Pick out all lines of the entries that include the word "Accetta" and copy them.
— begin —
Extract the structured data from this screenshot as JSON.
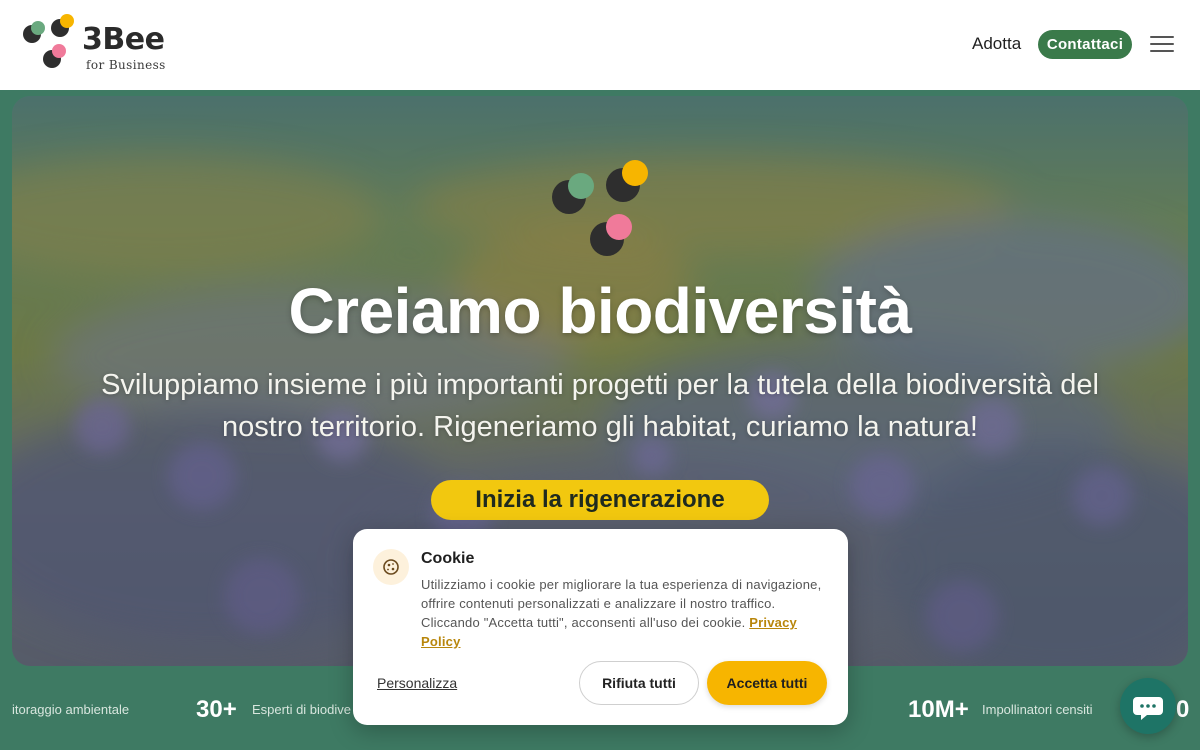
{
  "header": {
    "logo_word": "3Bee",
    "logo_sub": "for Business",
    "nav_adotta": "Adotta",
    "nav_contact": "Contattaci",
    "menu_icon": "hamburger-menu-icon"
  },
  "hero": {
    "title": "Creiamo biodiversità",
    "subtitle": "Sviluppiamo insieme i più importanti progetti per la tutela della biodiversità del nostro territorio. Rigeneriamo gli habitat, curiamo la natura!",
    "cta": "Inizia la rigenerazione"
  },
  "stats": [
    {
      "number": "",
      "label": "itoraggio ambientale"
    },
    {
      "number": "30+",
      "label": "Esperti di biodive"
    },
    {
      "number": "10M+",
      "label": "Impollinatori censiti"
    },
    {
      "number": "0",
      "label": ""
    }
  ],
  "cookie": {
    "title": "Cookie",
    "text": "Utilizziamo i cookie per migliorare la tua esperienza di navigazione, offrire contenuti personalizzati e analizzare il nostro traffico. Cliccando \"Accetta tutti\", acconsenti all'uso dei cookie.",
    "link": "Privacy Policy",
    "customize": "Personalizza",
    "reject": "Rifiuta tutti",
    "accept": "Accetta tutti",
    "icon": "cookie-icon"
  },
  "chat": {
    "icon": "chat-bubble-icon"
  },
  "colors": {
    "brand_green": "#3a7a4a",
    "accent_yellow": "#f2c80f",
    "accept_orange": "#f7b500",
    "chat_teal": "#1e7466",
    "dot_green": "#6aa97f",
    "dot_yellow": "#f7b500",
    "dot_pink": "#f07a9a",
    "dot_dark": "#2e2e2e"
  }
}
— end —
Task response
    "text": "Utilizziamo i cookie per migliorare la tua esperienza di navigazione, offrire contenuti personalizzati e analizzare il nostro traffico. Cliccando \"Accetta tutti\", acconsenti all'uso dei cookie.",
    "accept": "Accetta tutti",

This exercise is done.